• Required work:
Repeat the records below exactly.

• Provided data:
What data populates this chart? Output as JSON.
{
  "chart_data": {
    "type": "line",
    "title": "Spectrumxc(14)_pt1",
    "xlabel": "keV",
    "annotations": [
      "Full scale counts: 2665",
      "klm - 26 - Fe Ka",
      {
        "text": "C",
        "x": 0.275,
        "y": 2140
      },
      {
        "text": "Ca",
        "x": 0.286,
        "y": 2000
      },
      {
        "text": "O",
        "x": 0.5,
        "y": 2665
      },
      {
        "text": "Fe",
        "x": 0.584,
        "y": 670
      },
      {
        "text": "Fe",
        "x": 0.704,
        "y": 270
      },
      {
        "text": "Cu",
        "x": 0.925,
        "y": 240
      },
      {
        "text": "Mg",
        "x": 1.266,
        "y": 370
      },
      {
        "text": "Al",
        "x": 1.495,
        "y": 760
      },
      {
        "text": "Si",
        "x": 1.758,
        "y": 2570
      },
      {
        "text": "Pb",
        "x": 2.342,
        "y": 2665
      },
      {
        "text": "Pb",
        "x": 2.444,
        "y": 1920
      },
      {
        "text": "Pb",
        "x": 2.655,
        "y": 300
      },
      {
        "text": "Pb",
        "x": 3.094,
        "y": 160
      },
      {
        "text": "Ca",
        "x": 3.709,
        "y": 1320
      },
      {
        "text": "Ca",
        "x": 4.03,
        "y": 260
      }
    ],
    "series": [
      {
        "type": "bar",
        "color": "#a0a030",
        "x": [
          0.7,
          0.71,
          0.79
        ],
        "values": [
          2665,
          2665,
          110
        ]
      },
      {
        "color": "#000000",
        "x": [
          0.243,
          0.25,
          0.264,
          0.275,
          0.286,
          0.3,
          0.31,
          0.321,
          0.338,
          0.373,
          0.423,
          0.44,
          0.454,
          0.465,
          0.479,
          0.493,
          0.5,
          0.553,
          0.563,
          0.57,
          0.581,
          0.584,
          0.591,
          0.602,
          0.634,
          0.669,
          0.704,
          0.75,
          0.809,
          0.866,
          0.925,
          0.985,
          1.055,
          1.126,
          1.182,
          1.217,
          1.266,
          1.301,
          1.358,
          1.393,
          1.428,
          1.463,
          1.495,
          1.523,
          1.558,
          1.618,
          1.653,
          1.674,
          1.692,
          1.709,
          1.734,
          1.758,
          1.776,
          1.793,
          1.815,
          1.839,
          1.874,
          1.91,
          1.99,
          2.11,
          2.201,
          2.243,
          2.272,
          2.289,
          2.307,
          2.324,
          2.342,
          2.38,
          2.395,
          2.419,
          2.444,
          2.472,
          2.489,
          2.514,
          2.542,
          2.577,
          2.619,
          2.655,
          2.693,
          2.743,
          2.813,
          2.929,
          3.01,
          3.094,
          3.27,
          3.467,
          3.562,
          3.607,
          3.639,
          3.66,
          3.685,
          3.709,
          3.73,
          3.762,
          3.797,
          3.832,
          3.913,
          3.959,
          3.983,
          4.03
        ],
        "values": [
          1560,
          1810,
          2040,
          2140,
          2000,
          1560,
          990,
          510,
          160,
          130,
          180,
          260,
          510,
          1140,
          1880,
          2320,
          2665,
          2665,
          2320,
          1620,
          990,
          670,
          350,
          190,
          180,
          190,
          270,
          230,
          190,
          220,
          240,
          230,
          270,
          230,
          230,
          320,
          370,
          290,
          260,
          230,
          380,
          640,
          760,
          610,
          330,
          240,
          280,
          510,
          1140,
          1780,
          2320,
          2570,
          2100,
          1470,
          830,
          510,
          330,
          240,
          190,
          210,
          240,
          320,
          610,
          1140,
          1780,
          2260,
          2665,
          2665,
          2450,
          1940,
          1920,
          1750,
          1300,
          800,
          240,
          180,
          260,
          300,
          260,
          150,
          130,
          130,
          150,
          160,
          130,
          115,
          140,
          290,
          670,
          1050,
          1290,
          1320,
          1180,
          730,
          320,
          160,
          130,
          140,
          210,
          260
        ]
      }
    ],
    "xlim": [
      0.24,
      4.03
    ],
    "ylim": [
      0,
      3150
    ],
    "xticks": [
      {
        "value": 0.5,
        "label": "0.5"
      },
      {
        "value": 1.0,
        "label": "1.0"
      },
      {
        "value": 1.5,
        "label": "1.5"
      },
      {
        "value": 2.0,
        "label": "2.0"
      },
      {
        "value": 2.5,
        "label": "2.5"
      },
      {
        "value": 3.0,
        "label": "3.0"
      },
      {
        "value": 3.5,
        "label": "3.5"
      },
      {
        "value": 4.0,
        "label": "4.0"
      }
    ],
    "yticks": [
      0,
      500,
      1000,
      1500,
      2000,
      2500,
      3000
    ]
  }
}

• Problem solution:
What data populates this chart? Output as JSON.
{
  "chart_data": {
    "type": "line",
    "title": "Spectrumxc(14)_pt1",
    "xlabel": "keV",
    "annotations": [
      "Full scale counts: 2665",
      "klm - 26 - Fe Ka",
      {
        "text": "C",
        "x": 0.275,
        "y": 2140
      },
      {
        "text": "Ca",
        "x": 0.286,
        "y": 2000
      },
      {
        "text": "O",
        "x": 0.5,
        "y": 2665
      },
      {
        "text": "Fe",
        "x": 0.584,
        "y": 670
      },
      {
        "text": "Fe",
        "x": 0.704,
        "y": 270
      },
      {
        "text": "Cu",
        "x": 0.925,
        "y": 240
      },
      {
        "text": "Mg",
        "x": 1.266,
        "y": 370
      },
      {
        "text": "Al",
        "x": 1.495,
        "y": 760
      },
      {
        "text": "Si",
        "x": 1.758,
        "y": 2570
      },
      {
        "text": "Pb",
        "x": 2.342,
        "y": 2665
      },
      {
        "text": "Pb",
        "x": 2.444,
        "y": 1920
      },
      {
        "text": "Pb",
        "x": 2.655,
        "y": 300
      },
      {
        "text": "Pb",
        "x": 3.094,
        "y": 160
      },
      {
        "text": "Ca",
        "x": 3.709,
        "y": 1320
      },
      {
        "text": "Ca",
        "x": 4.03,
        "y": 260
      }
    ],
    "series": [
      {
        "type": "bar",
        "color": "#a0a030",
        "x": [
          0.7,
          0.71,
          0.79
        ],
        "values": [
          2665,
          2665,
          110
        ]
      },
      {
        "color": "#000000",
        "x": [
          0.243,
          0.25,
          0.264,
          0.275,
          0.286,
          0.3,
          0.31,
          0.321,
          0.338,
          0.373,
          0.423,
          0.44,
          0.454,
          0.465,
          0.479,
          0.493,
          0.5,
          0.553,
          0.563,
          0.57,
          0.581,
          0.584,
          0.591,
          0.602,
          0.634,
          0.669,
          0.704,
          0.75,
          0.809,
          0.866,
          0.925,
          0.985,
          1.055,
          1.126,
          1.182,
          1.217,
          1.266,
          1.301,
          1.358,
          1.393,
          1.428,
          1.463,
          1.495,
          1.523,
          1.558,
          1.618,
          1.653,
          1.674,
          1.692,
          1.709,
          1.734,
          1.758,
          1.776,
          1.793,
          1.815,
          1.839,
          1.874,
          1.91,
          1.99,
          2.11,
          2.201,
          2.243,
          2.272,
          2.289,
          2.307,
          2.324,
          2.342,
          2.38,
          2.395,
          2.419,
          2.444,
          2.472,
          2.489,
          2.514,
          2.542,
          2.577,
          2.619,
          2.655,
          2.693,
          2.743,
          2.813,
          2.929,
          3.01,
          3.094,
          3.27,
          3.467,
          3.562,
          3.607,
          3.639,
          3.66,
          3.685,
          3.709,
          3.73,
          3.762,
          3.797,
          3.832,
          3.913,
          3.959,
          3.983,
          4.03
        ],
        "values": [
          1560,
          1810,
          2040,
          2140,
          2000,
          1560,
          990,
          510,
          160,
          130,
          180,
          260,
          510,
          1140,
          1880,
          2320,
          2665,
          2665,
          2320,
          1620,
          990,
          670,
          350,
          190,
          180,
          190,
          270,
          230,
          190,
          220,
          240,
          230,
          270,
          230,
          230,
          320,
          370,
          290,
          260,
          230,
          380,
          640,
          760,
          610,
          330,
          240,
          280,
          510,
          1140,
          1780,
          2320,
          2570,
          2100,
          1470,
          830,
          510,
          330,
          240,
          190,
          210,
          240,
          320,
          610,
          1140,
          1780,
          2260,
          2665,
          2665,
          2450,
          1940,
          1920,
          1750,
          1300,
          800,
          240,
          180,
          260,
          300,
          260,
          150,
          130,
          130,
          150,
          160,
          130,
          115,
          140,
          290,
          670,
          1050,
          1290,
          1320,
          1180,
          730,
          320,
          160,
          130,
          140,
          210,
          260
        ]
      }
    ],
    "xlim": [
      0.24,
      4.03
    ],
    "ylim": [
      0,
      3150
    ],
    "xticks": [
      {
        "value": 0.5,
        "label": "0.5"
      },
      {
        "value": 1.0,
        "label": "1.0"
      },
      {
        "value": 1.5,
        "label": "1.5"
      },
      {
        "value": 2.0,
        "label": "2.0"
      },
      {
        "value": 2.5,
        "label": "2.5"
      },
      {
        "value": 3.0,
        "label": "3.0"
      },
      {
        "value": 3.5,
        "label": "3.5"
      },
      {
        "value": 4.0,
        "label": "4.0"
      }
    ],
    "yticks": [
      0,
      500,
      1000,
      1500,
      2000,
      2500,
      3000
    ]
  }
}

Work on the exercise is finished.